→ Goal:
Transcribe the records below exactly, leaving out any pictures.

→ Input data:
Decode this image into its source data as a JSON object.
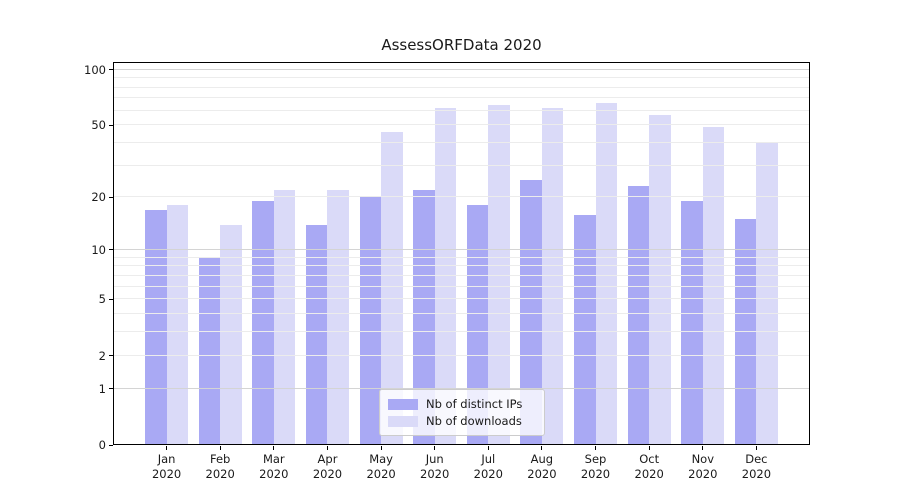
{
  "title": "AssessORFData 2020",
  "chart_data": {
    "type": "bar",
    "title": "AssessORFData 2020",
    "yscale": "symlog",
    "ylim": [
      0,
      100
    ],
    "grid": true,
    "categories": [
      "Jan",
      "Feb",
      "Mar",
      "Apr",
      "May",
      "Jun",
      "Jul",
      "Aug",
      "Sep",
      "Oct",
      "Nov",
      "Dec"
    ],
    "year_label": "2020",
    "series": [
      {
        "name": "Nb of distinct IPs",
        "color": "#a9a9f4",
        "values": [
          17,
          9,
          19,
          14,
          20,
          22,
          18,
          25,
          16,
          23,
          19,
          15
        ]
      },
      {
        "name": "Nb of downloads",
        "color": "#dadaf8",
        "values": [
          18,
          14,
          22,
          22,
          46,
          62,
          64,
          62,
          66,
          57,
          49,
          40
        ]
      }
    ],
    "y_tick_labels": [
      100,
      50,
      20,
      10,
      5,
      2,
      1,
      0
    ],
    "y_major_gridlines": [
      1,
      10,
      100
    ],
    "y_minor_gridlines": [
      2,
      3,
      4,
      5,
      6,
      7,
      8,
      9,
      20,
      30,
      40,
      50,
      60,
      70,
      80,
      90
    ],
    "legend_entries": [
      "Nb of distinct IPs",
      "Nb of downloads"
    ],
    "legend_position": "lower center"
  }
}
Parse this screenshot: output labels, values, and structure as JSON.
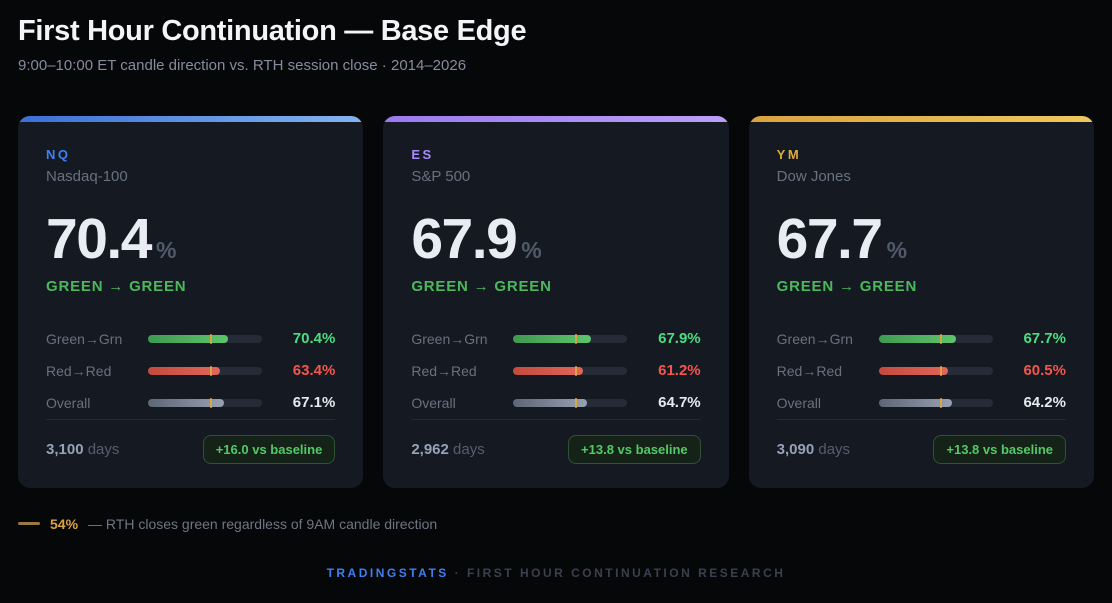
{
  "page": {
    "title": "First Hour Continuation — Base Edge",
    "subtitle": "9:00–10:00 ET candle direction vs. RTH session close · 2014–2026"
  },
  "baseline": {
    "pct": 54,
    "legend_value": "54%",
    "legend_text": "— RTH closes green regardless of 9AM candle direction"
  },
  "cards": [
    {
      "symbol": "NQ",
      "symbol_color": "#3b82f6",
      "accent_from": "#3c6fd6",
      "accent_to": "#83b4f0",
      "name": "Nasdaq-100",
      "headline_value": "70.4",
      "headline_unit": "%",
      "direction_label": "GREEN → GREEN",
      "rows": [
        {
          "label": "Green→Grn",
          "value": "70.4%",
          "pct": 70.4,
          "color": "green"
        },
        {
          "label": "Red→Red",
          "value": "63.4%",
          "pct": 63.4,
          "color": "red"
        },
        {
          "label": "Overall",
          "value": "67.1%",
          "pct": 67.1,
          "color": "gray"
        }
      ],
      "days_value": "3,100",
      "days_label": "days",
      "badge": "+16.0 vs baseline"
    },
    {
      "symbol": "ES",
      "symbol_color": "#a78bfa",
      "accent_from": "#9b79ee",
      "accent_to": "#bb9ff8",
      "name": "S&P 500",
      "headline_value": "67.9",
      "headline_unit": "%",
      "direction_label": "GREEN → GREEN",
      "rows": [
        {
          "label": "Green→Grn",
          "value": "67.9%",
          "pct": 67.9,
          "color": "green"
        },
        {
          "label": "Red→Red",
          "value": "61.2%",
          "pct": 61.2,
          "color": "red"
        },
        {
          "label": "Overall",
          "value": "64.7%",
          "pct": 64.7,
          "color": "gray"
        }
      ],
      "days_value": "2,962",
      "days_label": "days",
      "badge": "+13.8 vs baseline"
    },
    {
      "symbol": "YM",
      "symbol_color": "#e0ac3d",
      "accent_from": "#d9a240",
      "accent_to": "#eec85d",
      "name": "Dow Jones",
      "headline_value": "67.7",
      "headline_unit": "%",
      "direction_label": "GREEN → GREEN",
      "rows": [
        {
          "label": "Green→Grn",
          "value": "67.7%",
          "pct": 67.7,
          "color": "green"
        },
        {
          "label": "Red→Red",
          "value": "60.5%",
          "pct": 60.5,
          "color": "red"
        },
        {
          "label": "Overall",
          "value": "64.2%",
          "pct": 64.2,
          "color": "gray"
        }
      ],
      "days_value": "3,090",
      "days_label": "days",
      "badge": "+13.8 vs baseline"
    }
  ],
  "footer": {
    "brand": "TRADINGSTATS",
    "separator": "·",
    "text": "FIRST HOUR CONTINUATION RESEARCH"
  },
  "chart_data": {
    "type": "bar",
    "title": "First Hour Continuation — Base Edge",
    "subtitle": "9:00–10:00 ET candle direction vs. RTH session close · 2014–2026",
    "categories": [
      "Green→Grn",
      "Red→Red",
      "Overall"
    ],
    "series": [
      {
        "name": "NQ Nasdaq-100",
        "values": [
          70.4,
          63.4,
          67.1
        ],
        "days": 3100,
        "edge_vs_baseline": 16.0
      },
      {
        "name": "ES S&P 500",
        "values": [
          67.9,
          61.2,
          64.7
        ],
        "days": 2962,
        "edge_vs_baseline": 13.8
      },
      {
        "name": "YM Dow Jones",
        "values": [
          67.7,
          60.5,
          64.2
        ],
        "days": 3090,
        "edge_vs_baseline": 13.8
      }
    ],
    "xlim": [
      0,
      100
    ],
    "baseline": {
      "value": 54,
      "label": "RTH closes green regardless of 9AM candle direction"
    },
    "legend_position": "bottom"
  }
}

→ Task answer:
Decode this image into its source data as a JSON object.
{
  "title": "AssessORFData 2020",
  "chart_data": {
    "type": "bar",
    "title": "AssessORFData 2020",
    "yscale": "symlog",
    "ylim": [
      0,
      100
    ],
    "grid": true,
    "categories": [
      "Jan",
      "Feb",
      "Mar",
      "Apr",
      "May",
      "Jun",
      "Jul",
      "Aug",
      "Sep",
      "Oct",
      "Nov",
      "Dec"
    ],
    "year_label": "2020",
    "series": [
      {
        "name": "Nb of distinct IPs",
        "color": "#a9a9f4",
        "values": [
          17,
          9,
          19,
          14,
          20,
          22,
          18,
          25,
          16,
          23,
          19,
          15
        ]
      },
      {
        "name": "Nb of downloads",
        "color": "#dadaf8",
        "values": [
          18,
          14,
          22,
          22,
          46,
          62,
          64,
          62,
          66,
          57,
          49,
          40
        ]
      }
    ],
    "y_tick_labels": [
      100,
      50,
      20,
      10,
      5,
      2,
      1,
      0
    ],
    "y_major_gridlines": [
      1,
      10,
      100
    ],
    "y_minor_gridlines": [
      2,
      3,
      4,
      5,
      6,
      7,
      8,
      9,
      20,
      30,
      40,
      50,
      60,
      70,
      80,
      90
    ],
    "legend_entries": [
      "Nb of distinct IPs",
      "Nb of downloads"
    ],
    "legend_position": "lower center"
  }
}
Parse this screenshot: output labels, values, and structure as JSON.
{
  "page": {
    "title": "First Hour Continuation — Base Edge",
    "subtitle": "9:00–10:00 ET candle direction vs. RTH session close · 2014–2026"
  },
  "baseline": {
    "pct": 54,
    "legend_value": "54%",
    "legend_text": "— RTH closes green regardless of 9AM candle direction"
  },
  "cards": [
    {
      "symbol": "NQ",
      "symbol_color": "#3b82f6",
      "accent_from": "#3c6fd6",
      "accent_to": "#83b4f0",
      "name": "Nasdaq-100",
      "headline_value": "70.4",
      "headline_unit": "%",
      "direction_label": "GREEN → GREEN",
      "rows": [
        {
          "label": "Green→Grn",
          "value": "70.4%",
          "pct": 70.4,
          "color": "green"
        },
        {
          "label": "Red→Red",
          "value": "63.4%",
          "pct": 63.4,
          "color": "red"
        },
        {
          "label": "Overall",
          "value": "67.1%",
          "pct": 67.1,
          "color": "gray"
        }
      ],
      "days_value": "3,100",
      "days_label": "days",
      "badge": "+16.0 vs baseline"
    },
    {
      "symbol": "ES",
      "symbol_color": "#a78bfa",
      "accent_from": "#9b79ee",
      "accent_to": "#bb9ff8",
      "name": "S&P 500",
      "headline_value": "67.9",
      "headline_unit": "%",
      "direction_label": "GREEN → GREEN",
      "rows": [
        {
          "label": "Green→Grn",
          "value": "67.9%",
          "pct": 67.9,
          "color": "green"
        },
        {
          "label": "Red→Red",
          "value": "61.2%",
          "pct": 61.2,
          "color": "red"
        },
        {
          "label": "Overall",
          "value": "64.7%",
          "pct": 64.7,
          "color": "gray"
        }
      ],
      "days_value": "2,962",
      "days_label": "days",
      "badge": "+13.8 vs baseline"
    },
    {
      "symbol": "YM",
      "symbol_color": "#e0ac3d",
      "accent_from": "#d9a240",
      "accent_to": "#eec85d",
      "name": "Dow Jones",
      "headline_value": "67.7",
      "headline_unit": "%",
      "direction_label": "GREEN → GREEN",
      "rows": [
        {
          "label": "Green→Grn",
          "value": "67.7%",
          "pct": 67.7,
          "color": "green"
        },
        {
          "label": "Red→Red",
          "value": "60.5%",
          "pct": 60.5,
          "color": "red"
        },
        {
          "label": "Overall",
          "value": "64.2%",
          "pct": 64.2,
          "color": "gray"
        }
      ],
      "days_value": "3,090",
      "days_label": "days",
      "badge": "+13.8 vs baseline"
    }
  ],
  "footer": {
    "brand": "TRADINGSTATS",
    "separator": "·",
    "text": "FIRST HOUR CONTINUATION RESEARCH"
  },
  "chart_data": {
    "type": "bar",
    "title": "First Hour Continuation — Base Edge",
    "subtitle": "9:00–10:00 ET candle direction vs. RTH session close · 2014–2026",
    "categories": [
      "Green→Grn",
      "Red→Red",
      "Overall"
    ],
    "series": [
      {
        "name": "NQ Nasdaq-100",
        "values": [
          70.4,
          63.4,
          67.1
        ],
        "days": 3100,
        "edge_vs_baseline": 16.0
      },
      {
        "name": "ES S&P 500",
        "values": [
          67.9,
          61.2,
          64.7
        ],
        "days": 2962,
        "edge_vs_baseline": 13.8
      },
      {
        "name": "YM Dow Jones",
        "values": [
          67.7,
          60.5,
          64.2
        ],
        "days": 3090,
        "edge_vs_baseline": 13.8
      }
    ],
    "xlim": [
      0,
      100
    ],
    "baseline": {
      "value": 54,
      "label": "RTH closes green regardless of 9AM candle direction"
    },
    "legend_position": "bottom"
  }
}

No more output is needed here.